### RECORDS FOR THIS TASK
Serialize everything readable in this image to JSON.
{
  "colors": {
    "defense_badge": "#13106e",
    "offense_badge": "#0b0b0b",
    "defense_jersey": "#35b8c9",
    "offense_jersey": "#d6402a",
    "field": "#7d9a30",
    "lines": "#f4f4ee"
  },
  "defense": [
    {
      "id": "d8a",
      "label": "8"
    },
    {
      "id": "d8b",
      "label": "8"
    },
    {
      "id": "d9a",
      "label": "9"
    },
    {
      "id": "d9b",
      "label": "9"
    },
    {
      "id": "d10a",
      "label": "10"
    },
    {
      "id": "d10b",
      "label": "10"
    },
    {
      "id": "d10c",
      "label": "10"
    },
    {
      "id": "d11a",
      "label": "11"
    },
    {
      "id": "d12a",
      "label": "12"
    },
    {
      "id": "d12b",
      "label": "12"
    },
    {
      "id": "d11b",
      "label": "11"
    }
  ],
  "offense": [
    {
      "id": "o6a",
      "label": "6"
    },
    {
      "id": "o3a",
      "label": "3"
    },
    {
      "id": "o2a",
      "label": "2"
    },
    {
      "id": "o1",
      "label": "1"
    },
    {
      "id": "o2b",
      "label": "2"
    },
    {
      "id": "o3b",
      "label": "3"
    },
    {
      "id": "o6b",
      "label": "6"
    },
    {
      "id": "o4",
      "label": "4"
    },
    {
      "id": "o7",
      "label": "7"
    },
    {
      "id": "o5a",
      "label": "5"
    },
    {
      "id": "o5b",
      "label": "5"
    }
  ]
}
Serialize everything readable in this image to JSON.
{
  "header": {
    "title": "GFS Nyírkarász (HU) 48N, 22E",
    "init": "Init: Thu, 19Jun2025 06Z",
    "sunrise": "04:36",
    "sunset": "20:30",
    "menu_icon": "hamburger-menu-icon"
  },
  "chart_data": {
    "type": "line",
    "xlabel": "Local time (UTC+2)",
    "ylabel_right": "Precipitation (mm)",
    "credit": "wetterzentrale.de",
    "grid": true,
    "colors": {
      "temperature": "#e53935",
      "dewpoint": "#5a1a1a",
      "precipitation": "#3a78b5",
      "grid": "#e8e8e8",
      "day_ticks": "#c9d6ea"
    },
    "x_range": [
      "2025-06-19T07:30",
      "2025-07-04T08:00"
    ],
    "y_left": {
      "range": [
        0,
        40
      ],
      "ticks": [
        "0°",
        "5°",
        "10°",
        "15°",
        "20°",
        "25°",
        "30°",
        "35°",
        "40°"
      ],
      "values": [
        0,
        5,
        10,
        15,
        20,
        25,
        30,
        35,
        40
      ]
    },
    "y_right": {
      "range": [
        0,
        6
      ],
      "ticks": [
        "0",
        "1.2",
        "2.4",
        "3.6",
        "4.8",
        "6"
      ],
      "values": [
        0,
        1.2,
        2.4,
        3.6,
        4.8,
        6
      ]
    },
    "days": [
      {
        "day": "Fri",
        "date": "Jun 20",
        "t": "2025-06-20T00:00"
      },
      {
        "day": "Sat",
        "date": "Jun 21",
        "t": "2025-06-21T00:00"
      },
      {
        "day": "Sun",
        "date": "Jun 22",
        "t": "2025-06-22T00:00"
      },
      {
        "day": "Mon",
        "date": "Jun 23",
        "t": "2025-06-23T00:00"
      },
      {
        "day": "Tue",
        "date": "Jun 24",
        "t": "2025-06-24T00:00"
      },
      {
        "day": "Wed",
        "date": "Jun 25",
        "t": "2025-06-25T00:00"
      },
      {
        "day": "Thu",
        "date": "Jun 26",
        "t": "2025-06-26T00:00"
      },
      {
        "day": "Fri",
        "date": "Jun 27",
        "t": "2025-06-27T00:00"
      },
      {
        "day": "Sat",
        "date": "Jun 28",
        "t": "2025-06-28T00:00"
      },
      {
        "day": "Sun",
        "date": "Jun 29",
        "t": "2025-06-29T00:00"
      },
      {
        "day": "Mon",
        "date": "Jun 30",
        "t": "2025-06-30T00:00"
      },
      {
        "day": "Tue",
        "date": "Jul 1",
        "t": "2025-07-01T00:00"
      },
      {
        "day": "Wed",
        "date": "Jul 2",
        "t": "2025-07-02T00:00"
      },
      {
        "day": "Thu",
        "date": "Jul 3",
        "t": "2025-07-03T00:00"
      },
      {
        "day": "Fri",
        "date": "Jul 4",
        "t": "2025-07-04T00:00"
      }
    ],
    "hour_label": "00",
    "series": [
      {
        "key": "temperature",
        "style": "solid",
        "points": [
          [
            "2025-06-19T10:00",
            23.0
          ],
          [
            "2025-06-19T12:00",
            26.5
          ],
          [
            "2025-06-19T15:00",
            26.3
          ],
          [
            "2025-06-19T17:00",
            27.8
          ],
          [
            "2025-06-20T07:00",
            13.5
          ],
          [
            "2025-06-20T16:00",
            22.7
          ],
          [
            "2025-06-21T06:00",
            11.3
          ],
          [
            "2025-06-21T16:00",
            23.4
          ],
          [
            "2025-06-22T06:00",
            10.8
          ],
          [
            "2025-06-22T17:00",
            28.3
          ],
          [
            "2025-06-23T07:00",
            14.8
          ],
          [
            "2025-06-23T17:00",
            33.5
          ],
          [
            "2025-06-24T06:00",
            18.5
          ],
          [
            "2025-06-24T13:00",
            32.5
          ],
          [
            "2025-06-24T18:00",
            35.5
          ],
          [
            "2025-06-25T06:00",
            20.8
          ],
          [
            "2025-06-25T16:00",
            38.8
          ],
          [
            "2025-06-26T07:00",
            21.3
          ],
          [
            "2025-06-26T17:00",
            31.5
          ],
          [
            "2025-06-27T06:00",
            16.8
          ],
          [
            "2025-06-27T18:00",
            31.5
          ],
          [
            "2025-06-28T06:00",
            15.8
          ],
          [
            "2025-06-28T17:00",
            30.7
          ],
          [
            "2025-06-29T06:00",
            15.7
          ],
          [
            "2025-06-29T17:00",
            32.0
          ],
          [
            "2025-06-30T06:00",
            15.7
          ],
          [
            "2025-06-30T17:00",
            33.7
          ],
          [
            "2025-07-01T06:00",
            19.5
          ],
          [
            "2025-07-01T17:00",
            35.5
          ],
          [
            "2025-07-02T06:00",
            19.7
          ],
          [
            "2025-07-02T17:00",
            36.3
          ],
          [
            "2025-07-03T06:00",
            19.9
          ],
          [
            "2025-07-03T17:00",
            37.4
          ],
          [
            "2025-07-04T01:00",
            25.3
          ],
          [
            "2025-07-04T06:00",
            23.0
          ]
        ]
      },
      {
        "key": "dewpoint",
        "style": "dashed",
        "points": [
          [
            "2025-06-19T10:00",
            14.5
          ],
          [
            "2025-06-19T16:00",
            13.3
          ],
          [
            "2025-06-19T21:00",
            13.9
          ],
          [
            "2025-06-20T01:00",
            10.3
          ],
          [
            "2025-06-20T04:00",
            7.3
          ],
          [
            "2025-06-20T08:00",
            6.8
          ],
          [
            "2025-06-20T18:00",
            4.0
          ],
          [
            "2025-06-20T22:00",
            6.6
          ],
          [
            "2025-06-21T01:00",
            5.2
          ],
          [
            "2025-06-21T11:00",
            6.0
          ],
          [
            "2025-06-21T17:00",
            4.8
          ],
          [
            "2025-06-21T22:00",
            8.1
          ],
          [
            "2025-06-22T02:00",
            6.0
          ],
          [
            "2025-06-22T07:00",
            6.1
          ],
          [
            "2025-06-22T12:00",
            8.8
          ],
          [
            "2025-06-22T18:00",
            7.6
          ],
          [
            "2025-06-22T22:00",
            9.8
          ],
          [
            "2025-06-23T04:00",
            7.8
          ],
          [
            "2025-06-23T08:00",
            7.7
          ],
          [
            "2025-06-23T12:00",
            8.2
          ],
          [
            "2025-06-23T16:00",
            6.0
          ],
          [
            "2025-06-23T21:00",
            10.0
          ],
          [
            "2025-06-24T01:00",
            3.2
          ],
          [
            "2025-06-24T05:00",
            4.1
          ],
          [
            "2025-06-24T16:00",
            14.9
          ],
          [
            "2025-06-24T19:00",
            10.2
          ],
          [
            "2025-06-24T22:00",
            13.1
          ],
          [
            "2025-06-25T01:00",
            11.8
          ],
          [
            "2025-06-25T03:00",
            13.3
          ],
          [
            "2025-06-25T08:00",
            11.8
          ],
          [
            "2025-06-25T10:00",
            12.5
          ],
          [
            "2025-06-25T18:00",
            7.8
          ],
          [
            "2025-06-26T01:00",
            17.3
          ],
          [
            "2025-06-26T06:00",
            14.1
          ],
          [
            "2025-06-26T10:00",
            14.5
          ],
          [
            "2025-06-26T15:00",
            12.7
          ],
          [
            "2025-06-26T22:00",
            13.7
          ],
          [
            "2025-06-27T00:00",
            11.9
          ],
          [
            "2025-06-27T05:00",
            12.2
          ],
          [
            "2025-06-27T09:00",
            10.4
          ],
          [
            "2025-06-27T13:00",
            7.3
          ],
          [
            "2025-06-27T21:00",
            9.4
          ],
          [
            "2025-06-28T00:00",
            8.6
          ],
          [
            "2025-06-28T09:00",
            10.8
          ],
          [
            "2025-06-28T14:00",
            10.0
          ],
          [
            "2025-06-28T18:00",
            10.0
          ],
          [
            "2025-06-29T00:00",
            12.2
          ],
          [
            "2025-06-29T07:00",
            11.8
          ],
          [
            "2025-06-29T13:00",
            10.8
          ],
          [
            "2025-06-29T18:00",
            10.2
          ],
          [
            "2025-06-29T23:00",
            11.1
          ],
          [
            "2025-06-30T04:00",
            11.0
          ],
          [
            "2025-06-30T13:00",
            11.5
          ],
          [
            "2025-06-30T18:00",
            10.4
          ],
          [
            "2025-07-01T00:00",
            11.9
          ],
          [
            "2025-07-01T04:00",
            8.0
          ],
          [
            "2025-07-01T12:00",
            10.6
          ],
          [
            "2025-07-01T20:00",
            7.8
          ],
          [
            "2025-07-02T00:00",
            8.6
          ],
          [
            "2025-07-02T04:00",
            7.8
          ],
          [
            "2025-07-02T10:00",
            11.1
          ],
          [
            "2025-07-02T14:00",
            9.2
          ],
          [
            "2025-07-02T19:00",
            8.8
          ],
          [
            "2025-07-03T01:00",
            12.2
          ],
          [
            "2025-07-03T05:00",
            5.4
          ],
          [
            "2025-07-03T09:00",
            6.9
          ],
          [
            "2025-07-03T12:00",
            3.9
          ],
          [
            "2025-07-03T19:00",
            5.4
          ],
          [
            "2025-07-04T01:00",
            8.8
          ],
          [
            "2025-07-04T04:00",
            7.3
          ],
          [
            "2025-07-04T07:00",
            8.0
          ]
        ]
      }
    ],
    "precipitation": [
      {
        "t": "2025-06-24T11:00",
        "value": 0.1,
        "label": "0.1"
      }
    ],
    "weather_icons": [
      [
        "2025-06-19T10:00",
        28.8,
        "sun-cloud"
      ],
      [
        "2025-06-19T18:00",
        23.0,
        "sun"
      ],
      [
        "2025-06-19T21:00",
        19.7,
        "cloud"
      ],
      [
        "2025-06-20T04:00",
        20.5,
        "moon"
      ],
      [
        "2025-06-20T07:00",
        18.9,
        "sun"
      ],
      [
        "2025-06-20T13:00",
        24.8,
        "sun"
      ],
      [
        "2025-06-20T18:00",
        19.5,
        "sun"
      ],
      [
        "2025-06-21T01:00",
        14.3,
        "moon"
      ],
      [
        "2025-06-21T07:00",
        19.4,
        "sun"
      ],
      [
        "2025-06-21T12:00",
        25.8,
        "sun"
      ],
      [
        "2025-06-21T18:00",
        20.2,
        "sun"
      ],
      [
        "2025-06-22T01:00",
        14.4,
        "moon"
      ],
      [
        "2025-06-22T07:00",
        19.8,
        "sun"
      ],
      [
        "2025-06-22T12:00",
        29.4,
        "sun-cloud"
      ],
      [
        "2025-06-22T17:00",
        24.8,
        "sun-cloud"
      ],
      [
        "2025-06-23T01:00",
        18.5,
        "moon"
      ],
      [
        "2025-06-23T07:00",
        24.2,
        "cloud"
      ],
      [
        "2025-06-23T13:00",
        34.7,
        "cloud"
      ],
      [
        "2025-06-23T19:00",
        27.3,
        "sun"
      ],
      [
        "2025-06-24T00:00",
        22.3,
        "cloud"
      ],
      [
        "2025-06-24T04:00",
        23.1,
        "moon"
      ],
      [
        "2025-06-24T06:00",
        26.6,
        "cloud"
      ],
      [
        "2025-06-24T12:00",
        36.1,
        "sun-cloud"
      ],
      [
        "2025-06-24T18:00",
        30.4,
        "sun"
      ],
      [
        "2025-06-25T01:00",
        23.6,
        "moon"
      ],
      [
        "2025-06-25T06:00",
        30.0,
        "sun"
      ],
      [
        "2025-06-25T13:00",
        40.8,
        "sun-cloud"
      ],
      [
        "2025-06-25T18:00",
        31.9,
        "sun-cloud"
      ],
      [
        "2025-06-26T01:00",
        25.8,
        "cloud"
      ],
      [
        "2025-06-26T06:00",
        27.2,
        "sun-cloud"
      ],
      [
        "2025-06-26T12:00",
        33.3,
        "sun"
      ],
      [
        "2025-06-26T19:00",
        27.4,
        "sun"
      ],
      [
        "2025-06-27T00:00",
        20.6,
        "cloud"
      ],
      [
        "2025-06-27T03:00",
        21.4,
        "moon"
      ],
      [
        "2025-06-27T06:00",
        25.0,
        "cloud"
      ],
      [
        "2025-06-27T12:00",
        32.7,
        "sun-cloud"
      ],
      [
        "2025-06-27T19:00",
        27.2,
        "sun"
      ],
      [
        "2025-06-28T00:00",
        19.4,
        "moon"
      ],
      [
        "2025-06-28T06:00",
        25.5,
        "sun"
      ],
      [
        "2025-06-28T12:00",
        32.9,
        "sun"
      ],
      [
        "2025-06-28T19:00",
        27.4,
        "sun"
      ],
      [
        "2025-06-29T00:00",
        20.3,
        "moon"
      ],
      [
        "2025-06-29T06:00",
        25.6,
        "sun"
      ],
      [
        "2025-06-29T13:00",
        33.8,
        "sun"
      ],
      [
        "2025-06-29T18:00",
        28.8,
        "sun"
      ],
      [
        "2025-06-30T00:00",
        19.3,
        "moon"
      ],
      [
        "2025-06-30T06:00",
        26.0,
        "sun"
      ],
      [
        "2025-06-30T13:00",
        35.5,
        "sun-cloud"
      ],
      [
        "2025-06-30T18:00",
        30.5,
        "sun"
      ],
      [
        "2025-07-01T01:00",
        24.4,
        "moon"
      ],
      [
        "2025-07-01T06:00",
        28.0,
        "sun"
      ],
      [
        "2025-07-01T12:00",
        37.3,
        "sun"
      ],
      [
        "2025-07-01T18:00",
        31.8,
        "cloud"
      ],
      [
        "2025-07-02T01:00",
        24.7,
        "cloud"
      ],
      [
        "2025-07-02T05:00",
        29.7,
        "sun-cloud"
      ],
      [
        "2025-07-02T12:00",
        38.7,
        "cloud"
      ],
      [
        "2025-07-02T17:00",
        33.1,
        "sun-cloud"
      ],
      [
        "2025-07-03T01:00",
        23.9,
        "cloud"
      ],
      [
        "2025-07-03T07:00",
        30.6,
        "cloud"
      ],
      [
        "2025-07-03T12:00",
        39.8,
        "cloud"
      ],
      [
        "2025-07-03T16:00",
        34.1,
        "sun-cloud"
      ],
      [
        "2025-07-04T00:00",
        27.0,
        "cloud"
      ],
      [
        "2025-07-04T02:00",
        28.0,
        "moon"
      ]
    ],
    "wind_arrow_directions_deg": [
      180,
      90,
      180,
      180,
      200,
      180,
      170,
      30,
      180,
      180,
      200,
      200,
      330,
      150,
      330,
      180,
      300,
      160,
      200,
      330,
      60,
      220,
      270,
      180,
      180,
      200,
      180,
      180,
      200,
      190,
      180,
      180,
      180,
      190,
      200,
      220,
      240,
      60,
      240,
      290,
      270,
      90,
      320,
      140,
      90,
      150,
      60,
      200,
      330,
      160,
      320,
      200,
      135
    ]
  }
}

### TASK
Pick out all lines containing the string "temperature".

### RESPONSE TO THE EXERCISE
      "temperature": "#e53935",
        "key": "temperature",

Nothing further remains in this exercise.